(Work required): Write the listing out again, all of it, word for word.

**** Provided information ****

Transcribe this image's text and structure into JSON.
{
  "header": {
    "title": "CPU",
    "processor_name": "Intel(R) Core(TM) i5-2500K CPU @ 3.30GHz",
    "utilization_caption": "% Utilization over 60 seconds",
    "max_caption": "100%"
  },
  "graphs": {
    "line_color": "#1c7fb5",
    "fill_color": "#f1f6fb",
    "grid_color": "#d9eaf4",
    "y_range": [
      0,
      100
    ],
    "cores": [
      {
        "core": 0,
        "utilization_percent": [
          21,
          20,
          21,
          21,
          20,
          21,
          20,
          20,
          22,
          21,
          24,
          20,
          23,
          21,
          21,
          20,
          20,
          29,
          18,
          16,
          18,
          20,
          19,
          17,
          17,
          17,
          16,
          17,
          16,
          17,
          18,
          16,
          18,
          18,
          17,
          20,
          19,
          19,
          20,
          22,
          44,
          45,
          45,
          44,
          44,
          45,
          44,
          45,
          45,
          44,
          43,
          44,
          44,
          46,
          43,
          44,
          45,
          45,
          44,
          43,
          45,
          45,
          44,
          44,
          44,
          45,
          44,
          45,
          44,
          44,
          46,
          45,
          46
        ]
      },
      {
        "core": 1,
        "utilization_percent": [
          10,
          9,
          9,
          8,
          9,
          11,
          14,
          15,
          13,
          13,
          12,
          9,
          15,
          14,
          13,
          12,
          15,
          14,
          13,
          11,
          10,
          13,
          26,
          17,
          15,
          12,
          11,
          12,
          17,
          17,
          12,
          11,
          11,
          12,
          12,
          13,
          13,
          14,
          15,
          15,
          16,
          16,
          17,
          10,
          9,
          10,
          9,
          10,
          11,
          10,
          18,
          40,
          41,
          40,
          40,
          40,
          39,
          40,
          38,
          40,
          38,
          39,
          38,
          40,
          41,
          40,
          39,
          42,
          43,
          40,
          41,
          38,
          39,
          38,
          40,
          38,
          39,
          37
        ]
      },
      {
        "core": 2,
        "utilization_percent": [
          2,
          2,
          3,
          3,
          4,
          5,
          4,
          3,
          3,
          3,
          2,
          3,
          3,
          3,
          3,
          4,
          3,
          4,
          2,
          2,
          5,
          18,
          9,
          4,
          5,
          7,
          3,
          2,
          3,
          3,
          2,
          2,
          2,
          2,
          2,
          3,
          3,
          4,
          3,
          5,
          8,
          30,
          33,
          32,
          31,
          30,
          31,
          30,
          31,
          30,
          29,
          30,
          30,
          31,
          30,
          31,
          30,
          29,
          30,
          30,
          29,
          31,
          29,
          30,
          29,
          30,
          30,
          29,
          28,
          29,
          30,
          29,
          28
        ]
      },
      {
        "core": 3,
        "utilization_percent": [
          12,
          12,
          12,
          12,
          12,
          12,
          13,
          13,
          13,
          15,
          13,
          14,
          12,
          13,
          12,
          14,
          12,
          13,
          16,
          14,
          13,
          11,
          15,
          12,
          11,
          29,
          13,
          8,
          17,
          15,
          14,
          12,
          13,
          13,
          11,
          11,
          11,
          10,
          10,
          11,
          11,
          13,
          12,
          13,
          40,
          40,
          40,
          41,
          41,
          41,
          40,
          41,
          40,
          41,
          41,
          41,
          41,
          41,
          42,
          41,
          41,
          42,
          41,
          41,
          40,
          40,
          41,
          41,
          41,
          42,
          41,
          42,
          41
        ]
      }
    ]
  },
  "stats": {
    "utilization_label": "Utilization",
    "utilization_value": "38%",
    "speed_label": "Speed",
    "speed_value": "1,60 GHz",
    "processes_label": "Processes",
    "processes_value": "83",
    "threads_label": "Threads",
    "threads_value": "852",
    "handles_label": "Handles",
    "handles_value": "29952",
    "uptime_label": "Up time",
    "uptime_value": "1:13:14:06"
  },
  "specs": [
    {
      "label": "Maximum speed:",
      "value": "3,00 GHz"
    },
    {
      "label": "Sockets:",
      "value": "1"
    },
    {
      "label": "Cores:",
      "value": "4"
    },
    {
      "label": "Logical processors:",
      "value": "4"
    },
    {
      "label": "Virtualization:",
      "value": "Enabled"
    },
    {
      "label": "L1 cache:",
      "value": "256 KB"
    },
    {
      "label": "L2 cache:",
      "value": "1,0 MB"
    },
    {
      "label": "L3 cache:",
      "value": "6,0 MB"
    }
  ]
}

****

(Reply to the exercise):
Transcribe this image's text and structure into JSON.
{
  "header": {
    "title": "CPU",
    "processor_name": "Intel(R) Core(TM) i5-2500K CPU @ 3.30GHz",
    "utilization_caption": "% Utilization over 60 seconds",
    "max_caption": "100%"
  },
  "graphs": {
    "line_color": "#1c7fb5",
    "fill_color": "#f1f6fb",
    "grid_color": "#d9eaf4",
    "y_range": [
      0,
      100
    ],
    "cores": [
      {
        "core": 0,
        "utilization_percent": [
          21,
          20,
          21,
          21,
          20,
          21,
          20,
          20,
          22,
          21,
          24,
          20,
          23,
          21,
          21,
          20,
          20,
          29,
          18,
          16,
          18,
          20,
          19,
          17,
          17,
          17,
          16,
          17,
          16,
          17,
          18,
          16,
          18,
          18,
          17,
          20,
          19,
          19,
          20,
          22,
          44,
          45,
          45,
          44,
          44,
          45,
          44,
          45,
          45,
          44,
          43,
          44,
          44,
          46,
          43,
          44,
          45,
          45,
          44,
          43,
          45,
          45,
          44,
          44,
          44,
          45,
          44,
          45,
          44,
          44,
          46,
          45,
          46
        ]
      },
      {
        "core": 1,
        "utilization_percent": [
          10,
          9,
          9,
          8,
          9,
          11,
          14,
          15,
          13,
          13,
          12,
          9,
          15,
          14,
          13,
          12,
          15,
          14,
          13,
          11,
          10,
          13,
          26,
          17,
          15,
          12,
          11,
          12,
          17,
          17,
          12,
          11,
          11,
          12,
          12,
          13,
          13,
          14,
          15,
          15,
          16,
          16,
          17,
          10,
          9,
          10,
          9,
          10,
          11,
          10,
          18,
          40,
          41,
          40,
          40,
          40,
          39,
          40,
          38,
          40,
          38,
          39,
          38,
          40,
          41,
          40,
          39,
          42,
          43,
          40,
          41,
          38,
          39,
          38,
          40,
          38,
          39,
          37
        ]
      },
      {
        "core": 2,
        "utilization_percent": [
          2,
          2,
          3,
          3,
          4,
          5,
          4,
          3,
          3,
          3,
          2,
          3,
          3,
          3,
          3,
          4,
          3,
          4,
          2,
          2,
          5,
          18,
          9,
          4,
          5,
          7,
          3,
          2,
          3,
          3,
          2,
          2,
          2,
          2,
          2,
          3,
          3,
          4,
          3,
          5,
          8,
          30,
          33,
          32,
          31,
          30,
          31,
          30,
          31,
          30,
          29,
          30,
          30,
          31,
          30,
          31,
          30,
          29,
          30,
          30,
          29,
          31,
          29,
          30,
          29,
          30,
          30,
          29,
          28,
          29,
          30,
          29,
          28
        ]
      },
      {
        "core": 3,
        "utilization_percent": [
          12,
          12,
          12,
          12,
          12,
          12,
          13,
          13,
          13,
          15,
          13,
          14,
          12,
          13,
          12,
          14,
          12,
          13,
          16,
          14,
          13,
          11,
          15,
          12,
          11,
          29,
          13,
          8,
          17,
          15,
          14,
          12,
          13,
          13,
          11,
          11,
          11,
          10,
          10,
          11,
          11,
          13,
          12,
          13,
          40,
          40,
          40,
          41,
          41,
          41,
          40,
          41,
          40,
          41,
          41,
          41,
          41,
          41,
          42,
          41,
          41,
          42,
          41,
          41,
          40,
          40,
          41,
          41,
          41,
          42,
          41,
          42,
          41
        ]
      }
    ]
  },
  "stats": {
    "utilization_label": "Utilization",
    "utilization_value": "38%",
    "speed_label": "Speed",
    "speed_value": "1,60 GHz",
    "processes_label": "Processes",
    "processes_value": "83",
    "threads_label": "Threads",
    "threads_value": "852",
    "handles_label": "Handles",
    "handles_value": "29952",
    "uptime_label": "Up time",
    "uptime_value": "1:13:14:06"
  },
  "specs": [
    {
      "label": "Maximum speed:",
      "value": "3,00 GHz"
    },
    {
      "label": "Sockets:",
      "value": "1"
    },
    {
      "label": "Cores:",
      "value": "4"
    },
    {
      "label": "Logical processors:",
      "value": "4"
    },
    {
      "label": "Virtualization:",
      "value": "Enabled"
    },
    {
      "label": "L1 cache:",
      "value": "256 KB"
    },
    {
      "label": "L2 cache:",
      "value": "1,0 MB"
    },
    {
      "label": "L3 cache:",
      "value": "6,0 MB"
    }
  ]
}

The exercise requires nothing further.